===== Task inputs =====

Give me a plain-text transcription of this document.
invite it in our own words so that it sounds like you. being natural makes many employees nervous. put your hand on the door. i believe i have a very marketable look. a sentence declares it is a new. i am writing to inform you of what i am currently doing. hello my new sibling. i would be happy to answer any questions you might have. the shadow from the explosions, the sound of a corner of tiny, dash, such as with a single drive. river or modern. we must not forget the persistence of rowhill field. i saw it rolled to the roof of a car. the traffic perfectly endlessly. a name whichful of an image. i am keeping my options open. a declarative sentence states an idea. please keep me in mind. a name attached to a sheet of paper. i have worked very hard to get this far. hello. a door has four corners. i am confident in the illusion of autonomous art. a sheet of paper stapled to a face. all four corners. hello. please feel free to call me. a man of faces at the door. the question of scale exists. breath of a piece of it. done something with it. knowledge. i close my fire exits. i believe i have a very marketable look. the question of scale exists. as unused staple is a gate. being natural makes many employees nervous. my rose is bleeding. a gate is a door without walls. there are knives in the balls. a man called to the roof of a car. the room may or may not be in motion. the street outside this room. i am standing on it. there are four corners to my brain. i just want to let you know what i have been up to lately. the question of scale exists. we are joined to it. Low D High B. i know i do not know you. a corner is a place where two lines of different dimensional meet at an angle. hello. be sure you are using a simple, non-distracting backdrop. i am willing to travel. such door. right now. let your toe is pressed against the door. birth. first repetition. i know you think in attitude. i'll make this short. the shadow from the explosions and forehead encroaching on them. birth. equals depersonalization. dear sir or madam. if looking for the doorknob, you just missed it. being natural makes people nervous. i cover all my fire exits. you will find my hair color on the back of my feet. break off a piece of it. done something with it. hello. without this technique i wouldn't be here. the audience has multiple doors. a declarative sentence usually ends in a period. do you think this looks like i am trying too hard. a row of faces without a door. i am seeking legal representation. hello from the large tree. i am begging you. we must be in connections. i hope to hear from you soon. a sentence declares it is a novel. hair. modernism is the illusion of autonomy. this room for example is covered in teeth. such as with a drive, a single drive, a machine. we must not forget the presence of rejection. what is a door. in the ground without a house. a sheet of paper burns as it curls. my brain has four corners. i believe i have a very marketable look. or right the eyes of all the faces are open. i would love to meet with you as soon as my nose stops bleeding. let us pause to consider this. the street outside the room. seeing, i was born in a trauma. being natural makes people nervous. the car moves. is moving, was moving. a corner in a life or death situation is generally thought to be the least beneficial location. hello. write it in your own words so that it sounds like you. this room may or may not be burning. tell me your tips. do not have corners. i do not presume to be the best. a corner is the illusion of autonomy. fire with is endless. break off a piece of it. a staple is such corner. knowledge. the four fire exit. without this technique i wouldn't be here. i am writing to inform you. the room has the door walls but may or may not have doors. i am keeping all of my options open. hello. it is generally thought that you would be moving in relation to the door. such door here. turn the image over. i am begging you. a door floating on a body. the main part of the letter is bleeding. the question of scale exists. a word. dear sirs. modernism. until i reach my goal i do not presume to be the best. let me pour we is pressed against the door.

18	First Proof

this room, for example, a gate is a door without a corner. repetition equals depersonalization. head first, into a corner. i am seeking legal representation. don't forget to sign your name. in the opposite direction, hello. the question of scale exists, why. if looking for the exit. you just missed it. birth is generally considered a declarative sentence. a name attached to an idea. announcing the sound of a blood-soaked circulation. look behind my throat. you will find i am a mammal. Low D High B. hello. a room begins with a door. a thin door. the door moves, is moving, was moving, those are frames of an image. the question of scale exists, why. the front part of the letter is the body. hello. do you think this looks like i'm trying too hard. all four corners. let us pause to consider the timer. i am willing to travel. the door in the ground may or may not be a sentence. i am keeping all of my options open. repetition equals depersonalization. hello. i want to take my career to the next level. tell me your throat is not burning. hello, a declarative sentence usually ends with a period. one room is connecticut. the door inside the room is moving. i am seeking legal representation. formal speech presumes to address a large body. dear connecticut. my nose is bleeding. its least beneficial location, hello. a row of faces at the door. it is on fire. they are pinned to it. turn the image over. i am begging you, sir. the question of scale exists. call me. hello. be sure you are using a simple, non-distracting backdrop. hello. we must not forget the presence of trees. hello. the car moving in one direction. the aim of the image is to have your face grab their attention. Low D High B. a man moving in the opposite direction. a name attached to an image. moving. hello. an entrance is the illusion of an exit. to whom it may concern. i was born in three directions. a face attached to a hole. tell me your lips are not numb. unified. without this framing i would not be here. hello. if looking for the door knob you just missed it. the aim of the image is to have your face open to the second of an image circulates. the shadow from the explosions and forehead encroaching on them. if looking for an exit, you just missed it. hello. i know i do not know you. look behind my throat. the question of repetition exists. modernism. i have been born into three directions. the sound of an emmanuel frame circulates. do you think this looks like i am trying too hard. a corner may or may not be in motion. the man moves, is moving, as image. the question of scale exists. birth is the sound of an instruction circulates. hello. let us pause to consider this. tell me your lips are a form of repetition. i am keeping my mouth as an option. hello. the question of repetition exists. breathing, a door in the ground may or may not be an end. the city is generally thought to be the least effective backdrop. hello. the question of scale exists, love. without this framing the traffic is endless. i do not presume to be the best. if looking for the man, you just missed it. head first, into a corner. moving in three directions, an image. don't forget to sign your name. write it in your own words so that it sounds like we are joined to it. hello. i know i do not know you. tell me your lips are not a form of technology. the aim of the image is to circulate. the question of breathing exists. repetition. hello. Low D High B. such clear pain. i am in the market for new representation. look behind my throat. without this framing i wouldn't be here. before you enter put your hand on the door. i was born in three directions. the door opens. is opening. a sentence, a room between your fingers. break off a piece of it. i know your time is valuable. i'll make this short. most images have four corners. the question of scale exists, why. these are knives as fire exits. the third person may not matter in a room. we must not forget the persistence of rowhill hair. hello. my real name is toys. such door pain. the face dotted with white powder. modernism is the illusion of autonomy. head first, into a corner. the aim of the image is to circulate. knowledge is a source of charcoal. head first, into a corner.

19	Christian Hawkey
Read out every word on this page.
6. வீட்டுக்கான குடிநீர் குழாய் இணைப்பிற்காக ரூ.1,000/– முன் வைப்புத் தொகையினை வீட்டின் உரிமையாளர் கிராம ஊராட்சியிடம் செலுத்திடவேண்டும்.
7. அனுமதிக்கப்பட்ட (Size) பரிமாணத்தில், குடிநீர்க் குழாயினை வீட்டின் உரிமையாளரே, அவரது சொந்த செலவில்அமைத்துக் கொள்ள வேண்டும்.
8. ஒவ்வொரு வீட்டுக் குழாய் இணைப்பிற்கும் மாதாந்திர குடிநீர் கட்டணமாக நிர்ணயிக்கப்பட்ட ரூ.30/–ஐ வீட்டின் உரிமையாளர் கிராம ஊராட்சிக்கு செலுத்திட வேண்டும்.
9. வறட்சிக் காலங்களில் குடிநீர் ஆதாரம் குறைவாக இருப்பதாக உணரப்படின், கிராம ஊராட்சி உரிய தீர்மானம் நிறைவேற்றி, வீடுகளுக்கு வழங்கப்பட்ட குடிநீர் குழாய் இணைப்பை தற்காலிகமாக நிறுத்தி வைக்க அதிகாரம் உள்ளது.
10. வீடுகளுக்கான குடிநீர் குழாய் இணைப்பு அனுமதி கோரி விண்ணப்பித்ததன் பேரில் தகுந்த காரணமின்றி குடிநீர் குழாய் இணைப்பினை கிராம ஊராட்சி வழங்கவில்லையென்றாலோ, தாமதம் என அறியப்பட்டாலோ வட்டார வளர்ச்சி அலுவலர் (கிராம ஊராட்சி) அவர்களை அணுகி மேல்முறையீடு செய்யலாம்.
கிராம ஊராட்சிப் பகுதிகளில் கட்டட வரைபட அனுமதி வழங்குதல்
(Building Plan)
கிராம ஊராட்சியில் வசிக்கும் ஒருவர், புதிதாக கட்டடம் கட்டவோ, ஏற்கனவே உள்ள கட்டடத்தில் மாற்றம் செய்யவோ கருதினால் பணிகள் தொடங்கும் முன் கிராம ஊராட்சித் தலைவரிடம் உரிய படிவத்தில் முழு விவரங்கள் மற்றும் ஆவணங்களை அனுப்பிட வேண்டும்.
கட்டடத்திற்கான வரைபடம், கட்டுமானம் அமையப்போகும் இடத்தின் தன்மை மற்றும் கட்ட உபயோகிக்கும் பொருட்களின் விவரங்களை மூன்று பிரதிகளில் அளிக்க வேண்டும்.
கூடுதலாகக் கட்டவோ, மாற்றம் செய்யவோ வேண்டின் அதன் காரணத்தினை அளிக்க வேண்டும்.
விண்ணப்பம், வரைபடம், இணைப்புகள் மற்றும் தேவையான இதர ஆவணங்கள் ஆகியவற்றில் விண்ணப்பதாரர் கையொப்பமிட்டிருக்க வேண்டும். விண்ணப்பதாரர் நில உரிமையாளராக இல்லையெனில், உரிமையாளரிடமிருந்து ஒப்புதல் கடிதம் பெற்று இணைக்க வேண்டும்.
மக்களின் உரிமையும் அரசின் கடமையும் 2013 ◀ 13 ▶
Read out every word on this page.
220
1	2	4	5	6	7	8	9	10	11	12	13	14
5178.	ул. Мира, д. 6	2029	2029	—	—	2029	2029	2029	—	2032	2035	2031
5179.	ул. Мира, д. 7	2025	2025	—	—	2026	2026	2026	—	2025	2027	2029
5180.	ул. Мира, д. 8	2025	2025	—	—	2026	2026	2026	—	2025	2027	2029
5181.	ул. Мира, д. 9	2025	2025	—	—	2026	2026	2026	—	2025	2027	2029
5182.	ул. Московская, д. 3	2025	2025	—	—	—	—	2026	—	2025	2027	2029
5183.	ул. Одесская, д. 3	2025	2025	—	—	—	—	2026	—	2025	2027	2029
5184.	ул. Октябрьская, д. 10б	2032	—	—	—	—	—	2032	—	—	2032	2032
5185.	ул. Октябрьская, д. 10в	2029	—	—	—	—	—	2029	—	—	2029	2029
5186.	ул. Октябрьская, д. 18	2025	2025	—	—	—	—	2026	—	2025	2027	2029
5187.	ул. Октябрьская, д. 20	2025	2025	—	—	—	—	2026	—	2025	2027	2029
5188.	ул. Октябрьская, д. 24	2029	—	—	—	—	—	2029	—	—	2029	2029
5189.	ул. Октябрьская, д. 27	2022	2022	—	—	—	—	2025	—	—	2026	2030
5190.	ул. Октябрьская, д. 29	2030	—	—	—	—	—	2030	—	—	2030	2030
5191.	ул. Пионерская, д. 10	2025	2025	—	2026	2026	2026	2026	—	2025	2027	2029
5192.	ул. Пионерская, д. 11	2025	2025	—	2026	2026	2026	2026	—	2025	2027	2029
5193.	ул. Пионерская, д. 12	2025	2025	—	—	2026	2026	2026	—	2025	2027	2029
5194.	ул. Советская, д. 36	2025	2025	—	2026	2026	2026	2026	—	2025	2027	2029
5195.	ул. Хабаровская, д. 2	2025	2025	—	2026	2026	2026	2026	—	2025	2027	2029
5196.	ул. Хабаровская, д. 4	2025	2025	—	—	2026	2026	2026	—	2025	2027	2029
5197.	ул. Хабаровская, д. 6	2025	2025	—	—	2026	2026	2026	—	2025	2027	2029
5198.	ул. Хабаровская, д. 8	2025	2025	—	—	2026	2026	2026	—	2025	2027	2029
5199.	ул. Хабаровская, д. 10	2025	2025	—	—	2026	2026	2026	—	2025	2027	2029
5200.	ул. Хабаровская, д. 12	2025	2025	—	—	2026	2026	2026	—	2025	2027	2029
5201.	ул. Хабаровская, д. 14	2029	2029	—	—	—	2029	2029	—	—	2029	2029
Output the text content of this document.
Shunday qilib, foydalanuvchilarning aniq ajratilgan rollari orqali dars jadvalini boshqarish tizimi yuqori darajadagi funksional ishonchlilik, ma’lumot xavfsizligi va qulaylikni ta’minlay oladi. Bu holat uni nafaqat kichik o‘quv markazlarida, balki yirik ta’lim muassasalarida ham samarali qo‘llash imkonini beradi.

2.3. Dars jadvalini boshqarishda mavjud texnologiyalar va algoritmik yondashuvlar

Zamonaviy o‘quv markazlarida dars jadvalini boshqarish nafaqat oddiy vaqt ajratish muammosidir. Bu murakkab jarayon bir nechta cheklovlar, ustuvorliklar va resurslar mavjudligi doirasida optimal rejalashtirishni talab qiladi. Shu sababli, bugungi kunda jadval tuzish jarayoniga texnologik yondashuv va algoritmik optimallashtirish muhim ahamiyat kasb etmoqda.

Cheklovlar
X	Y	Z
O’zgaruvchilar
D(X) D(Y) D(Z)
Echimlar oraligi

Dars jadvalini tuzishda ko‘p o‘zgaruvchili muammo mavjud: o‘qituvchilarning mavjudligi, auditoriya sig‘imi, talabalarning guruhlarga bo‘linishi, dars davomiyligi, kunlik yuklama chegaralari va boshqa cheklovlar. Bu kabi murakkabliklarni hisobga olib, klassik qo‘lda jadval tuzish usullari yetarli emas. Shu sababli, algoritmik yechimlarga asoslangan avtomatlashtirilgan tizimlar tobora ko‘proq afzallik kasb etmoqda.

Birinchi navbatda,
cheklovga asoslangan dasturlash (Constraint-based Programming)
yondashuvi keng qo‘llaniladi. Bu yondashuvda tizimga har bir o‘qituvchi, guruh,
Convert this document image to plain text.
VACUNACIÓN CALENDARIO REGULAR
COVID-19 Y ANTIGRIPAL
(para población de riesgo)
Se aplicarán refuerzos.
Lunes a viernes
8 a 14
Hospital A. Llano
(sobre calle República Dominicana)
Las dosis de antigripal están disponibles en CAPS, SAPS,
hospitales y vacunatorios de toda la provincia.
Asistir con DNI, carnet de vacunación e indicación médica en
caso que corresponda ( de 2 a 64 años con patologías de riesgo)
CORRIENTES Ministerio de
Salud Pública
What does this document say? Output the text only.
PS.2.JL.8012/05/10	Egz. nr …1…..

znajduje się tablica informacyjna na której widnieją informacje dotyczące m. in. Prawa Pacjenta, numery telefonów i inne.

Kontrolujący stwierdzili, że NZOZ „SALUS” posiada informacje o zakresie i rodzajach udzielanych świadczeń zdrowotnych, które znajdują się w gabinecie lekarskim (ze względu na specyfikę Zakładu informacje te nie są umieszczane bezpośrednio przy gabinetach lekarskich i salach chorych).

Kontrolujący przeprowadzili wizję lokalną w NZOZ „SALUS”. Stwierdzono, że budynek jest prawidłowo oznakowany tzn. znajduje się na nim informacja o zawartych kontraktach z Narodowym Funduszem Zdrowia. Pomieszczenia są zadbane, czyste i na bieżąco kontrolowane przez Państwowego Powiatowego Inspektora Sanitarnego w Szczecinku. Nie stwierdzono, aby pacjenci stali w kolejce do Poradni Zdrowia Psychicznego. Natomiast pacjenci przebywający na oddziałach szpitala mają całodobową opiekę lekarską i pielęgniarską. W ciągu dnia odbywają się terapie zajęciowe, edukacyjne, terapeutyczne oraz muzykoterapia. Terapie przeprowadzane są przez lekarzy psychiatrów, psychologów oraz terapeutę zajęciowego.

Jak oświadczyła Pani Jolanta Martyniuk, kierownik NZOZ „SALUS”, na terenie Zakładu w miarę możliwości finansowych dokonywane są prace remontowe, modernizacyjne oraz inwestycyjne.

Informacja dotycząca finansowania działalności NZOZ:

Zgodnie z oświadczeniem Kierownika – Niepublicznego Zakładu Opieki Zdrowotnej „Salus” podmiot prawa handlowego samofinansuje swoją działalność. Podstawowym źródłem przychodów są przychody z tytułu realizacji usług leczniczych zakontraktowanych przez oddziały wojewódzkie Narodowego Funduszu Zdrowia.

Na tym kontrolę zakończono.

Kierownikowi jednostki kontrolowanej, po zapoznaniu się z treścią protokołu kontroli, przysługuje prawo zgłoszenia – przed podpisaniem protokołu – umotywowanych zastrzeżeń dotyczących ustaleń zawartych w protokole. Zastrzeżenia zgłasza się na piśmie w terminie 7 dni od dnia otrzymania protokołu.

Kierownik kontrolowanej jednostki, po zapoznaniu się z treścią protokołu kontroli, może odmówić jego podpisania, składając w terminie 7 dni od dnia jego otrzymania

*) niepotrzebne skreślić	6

=====

◆ Written task:
Scan the listing above for the word "informacje" and copy every line that holds it.

◆ Output below:
znajduje się tablica informacyjna na której widnieją informacje dotyczące m. in. Prawa Pacjenta, numery telefonów i inne.
Kontrolujący stwierdzili, że NZOZ „SALUS” posiada informacje o zakresie i rodzajach udzielanych świadczeń zdrowotnych, które znajdują się w gabinecie lekarskim (ze względu na specyfikę Zakładu informacje te nie są umieszczane bezpośrednio przy gabinetach lekarskich i salach chorych).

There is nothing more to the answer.